#### Exercise details
Repeat the full listing, word for word.

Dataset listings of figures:
>> BEGIN

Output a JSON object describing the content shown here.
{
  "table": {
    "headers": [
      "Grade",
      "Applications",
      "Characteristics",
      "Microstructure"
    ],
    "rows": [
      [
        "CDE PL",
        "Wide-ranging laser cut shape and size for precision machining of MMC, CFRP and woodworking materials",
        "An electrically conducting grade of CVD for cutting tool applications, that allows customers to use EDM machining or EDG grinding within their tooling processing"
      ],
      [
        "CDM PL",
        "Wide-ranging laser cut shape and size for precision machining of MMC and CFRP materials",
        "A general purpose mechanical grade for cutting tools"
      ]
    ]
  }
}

>> END

#### Response to this task
Output a JSON object describing the content shown here.
{
  "table": {
    "headers": [
      "Grade",
      "Applications",
      "Characteristics",
      "Microstructure"
    ],
    "rows": [
      [
        "CDE PL",
        "Wide-ranging laser cut shape and size for precision machining of MMC, CFRP and woodworking materials",
        "An electrically conducting grade of CVD for cutting tool applications, that allows customers to use EDM machining or EDG grinding within their tooling processing"
      ],
      [
        "CDM PL",
        "Wide-ranging laser cut shape and size for precision machining of MMC and CFRP materials",
        "A general purpose mechanical grade for cutting tools"
      ]
    ]
  }
}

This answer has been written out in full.